====== Исходные данные ======

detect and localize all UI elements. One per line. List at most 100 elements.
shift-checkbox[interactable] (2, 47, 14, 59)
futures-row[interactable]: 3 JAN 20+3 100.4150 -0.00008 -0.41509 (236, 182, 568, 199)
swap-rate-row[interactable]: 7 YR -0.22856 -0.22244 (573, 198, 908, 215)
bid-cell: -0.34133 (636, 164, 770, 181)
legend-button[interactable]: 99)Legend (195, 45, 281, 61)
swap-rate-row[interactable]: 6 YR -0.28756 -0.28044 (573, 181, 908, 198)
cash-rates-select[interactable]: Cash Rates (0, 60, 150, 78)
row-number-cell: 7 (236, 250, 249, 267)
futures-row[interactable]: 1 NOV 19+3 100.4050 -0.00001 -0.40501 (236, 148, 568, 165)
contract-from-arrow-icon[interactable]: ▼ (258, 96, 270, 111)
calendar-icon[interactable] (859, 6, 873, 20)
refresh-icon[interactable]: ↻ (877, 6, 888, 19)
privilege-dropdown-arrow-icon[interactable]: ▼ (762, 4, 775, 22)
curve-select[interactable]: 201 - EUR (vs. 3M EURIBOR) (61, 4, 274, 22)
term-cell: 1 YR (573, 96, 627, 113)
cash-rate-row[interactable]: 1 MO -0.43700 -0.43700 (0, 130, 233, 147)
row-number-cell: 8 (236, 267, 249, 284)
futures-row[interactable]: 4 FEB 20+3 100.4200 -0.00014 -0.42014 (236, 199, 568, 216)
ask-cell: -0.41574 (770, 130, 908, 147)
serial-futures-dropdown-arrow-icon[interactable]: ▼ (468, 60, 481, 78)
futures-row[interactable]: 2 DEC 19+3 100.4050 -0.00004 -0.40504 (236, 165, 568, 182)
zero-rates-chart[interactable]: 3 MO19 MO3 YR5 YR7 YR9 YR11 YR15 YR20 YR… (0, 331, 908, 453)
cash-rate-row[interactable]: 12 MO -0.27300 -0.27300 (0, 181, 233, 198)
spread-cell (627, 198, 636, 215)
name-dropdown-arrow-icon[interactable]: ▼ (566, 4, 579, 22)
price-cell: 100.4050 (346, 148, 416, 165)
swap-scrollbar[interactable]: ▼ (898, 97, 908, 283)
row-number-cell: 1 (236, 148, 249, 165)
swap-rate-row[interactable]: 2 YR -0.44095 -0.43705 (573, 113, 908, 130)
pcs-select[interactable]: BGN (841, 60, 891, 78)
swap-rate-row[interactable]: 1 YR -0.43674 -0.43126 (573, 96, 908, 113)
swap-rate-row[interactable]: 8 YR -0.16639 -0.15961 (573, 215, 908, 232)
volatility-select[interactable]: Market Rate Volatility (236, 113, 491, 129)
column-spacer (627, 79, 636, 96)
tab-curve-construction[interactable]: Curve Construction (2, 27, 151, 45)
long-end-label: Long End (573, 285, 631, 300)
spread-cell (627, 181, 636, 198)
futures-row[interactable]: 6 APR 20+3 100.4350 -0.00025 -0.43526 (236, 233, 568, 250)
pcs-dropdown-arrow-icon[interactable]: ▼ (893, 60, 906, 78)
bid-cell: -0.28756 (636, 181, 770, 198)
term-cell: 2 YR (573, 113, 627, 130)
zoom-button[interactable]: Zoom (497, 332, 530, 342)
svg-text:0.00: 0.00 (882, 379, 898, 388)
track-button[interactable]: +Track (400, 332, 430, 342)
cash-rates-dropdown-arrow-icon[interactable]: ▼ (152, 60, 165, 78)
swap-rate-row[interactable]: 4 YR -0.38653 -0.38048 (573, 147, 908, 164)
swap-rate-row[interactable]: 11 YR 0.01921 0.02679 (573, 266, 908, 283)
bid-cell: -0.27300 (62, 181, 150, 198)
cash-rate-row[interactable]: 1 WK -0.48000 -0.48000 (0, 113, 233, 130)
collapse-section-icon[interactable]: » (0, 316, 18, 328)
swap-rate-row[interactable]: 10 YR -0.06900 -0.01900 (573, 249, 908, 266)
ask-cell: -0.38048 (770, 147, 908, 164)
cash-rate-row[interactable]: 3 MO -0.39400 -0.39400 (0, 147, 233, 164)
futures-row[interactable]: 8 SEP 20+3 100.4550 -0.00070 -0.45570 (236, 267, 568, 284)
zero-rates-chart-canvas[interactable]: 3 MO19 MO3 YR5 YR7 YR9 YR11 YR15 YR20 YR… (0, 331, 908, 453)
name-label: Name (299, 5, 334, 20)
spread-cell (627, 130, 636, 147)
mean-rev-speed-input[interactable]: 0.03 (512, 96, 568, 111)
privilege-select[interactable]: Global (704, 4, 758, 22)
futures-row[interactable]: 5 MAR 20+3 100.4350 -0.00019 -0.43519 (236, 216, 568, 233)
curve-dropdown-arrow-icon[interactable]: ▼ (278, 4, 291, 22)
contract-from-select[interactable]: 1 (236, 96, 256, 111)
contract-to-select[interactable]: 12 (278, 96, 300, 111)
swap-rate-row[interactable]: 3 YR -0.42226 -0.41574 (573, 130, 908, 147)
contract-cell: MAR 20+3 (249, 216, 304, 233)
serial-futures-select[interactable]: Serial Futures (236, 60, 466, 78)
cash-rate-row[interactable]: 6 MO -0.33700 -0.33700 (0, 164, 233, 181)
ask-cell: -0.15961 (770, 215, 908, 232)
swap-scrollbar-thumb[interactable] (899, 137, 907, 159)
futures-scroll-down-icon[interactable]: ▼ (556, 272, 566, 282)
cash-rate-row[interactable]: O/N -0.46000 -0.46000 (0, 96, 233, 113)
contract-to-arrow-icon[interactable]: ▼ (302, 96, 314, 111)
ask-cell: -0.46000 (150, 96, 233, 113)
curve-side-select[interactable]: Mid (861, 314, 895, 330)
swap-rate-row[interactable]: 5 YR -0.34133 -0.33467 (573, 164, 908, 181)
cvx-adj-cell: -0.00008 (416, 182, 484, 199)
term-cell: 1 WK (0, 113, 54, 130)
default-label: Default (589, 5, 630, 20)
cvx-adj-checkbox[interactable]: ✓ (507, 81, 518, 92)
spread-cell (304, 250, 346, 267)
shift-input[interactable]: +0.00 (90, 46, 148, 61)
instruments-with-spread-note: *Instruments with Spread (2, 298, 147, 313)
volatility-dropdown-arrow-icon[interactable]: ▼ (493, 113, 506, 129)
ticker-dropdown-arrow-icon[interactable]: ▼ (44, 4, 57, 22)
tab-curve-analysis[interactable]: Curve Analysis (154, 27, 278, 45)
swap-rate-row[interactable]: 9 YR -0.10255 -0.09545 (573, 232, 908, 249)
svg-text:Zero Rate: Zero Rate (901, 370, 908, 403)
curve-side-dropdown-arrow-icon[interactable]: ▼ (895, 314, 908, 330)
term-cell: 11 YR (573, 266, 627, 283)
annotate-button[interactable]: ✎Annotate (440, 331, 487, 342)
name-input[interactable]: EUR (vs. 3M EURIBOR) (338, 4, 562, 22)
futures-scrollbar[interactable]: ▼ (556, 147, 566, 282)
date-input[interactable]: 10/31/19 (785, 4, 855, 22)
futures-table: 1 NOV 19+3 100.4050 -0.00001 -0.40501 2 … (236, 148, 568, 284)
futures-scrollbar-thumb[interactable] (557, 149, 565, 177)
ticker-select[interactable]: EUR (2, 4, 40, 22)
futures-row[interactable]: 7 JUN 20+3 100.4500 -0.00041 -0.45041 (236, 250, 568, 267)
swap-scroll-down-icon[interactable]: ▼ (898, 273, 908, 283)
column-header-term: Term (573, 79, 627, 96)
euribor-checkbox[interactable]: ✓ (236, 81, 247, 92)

======

**Указание**.
Перепишите дословно строки, начиная с самой первой и заканчивая строкой с «bid-cell: -0.34133 (636, 164, 770, 181)» включительно.

**Итоговый результат**.
detect and localize all UI elements. One per line. List at most 100 elements.
shift-checkbox[interactable] (2, 47, 14, 59)
futures-row[interactable]: 3 JAN 20+3 100.4150 -0.00008 -0.41509 (236, 182, 568, 199)
swap-rate-row[interactable]: 7 YR -0.22856 -0.22244 (573, 198, 908, 215)
bid-cell: -0.34133 (636, 164, 770, 181)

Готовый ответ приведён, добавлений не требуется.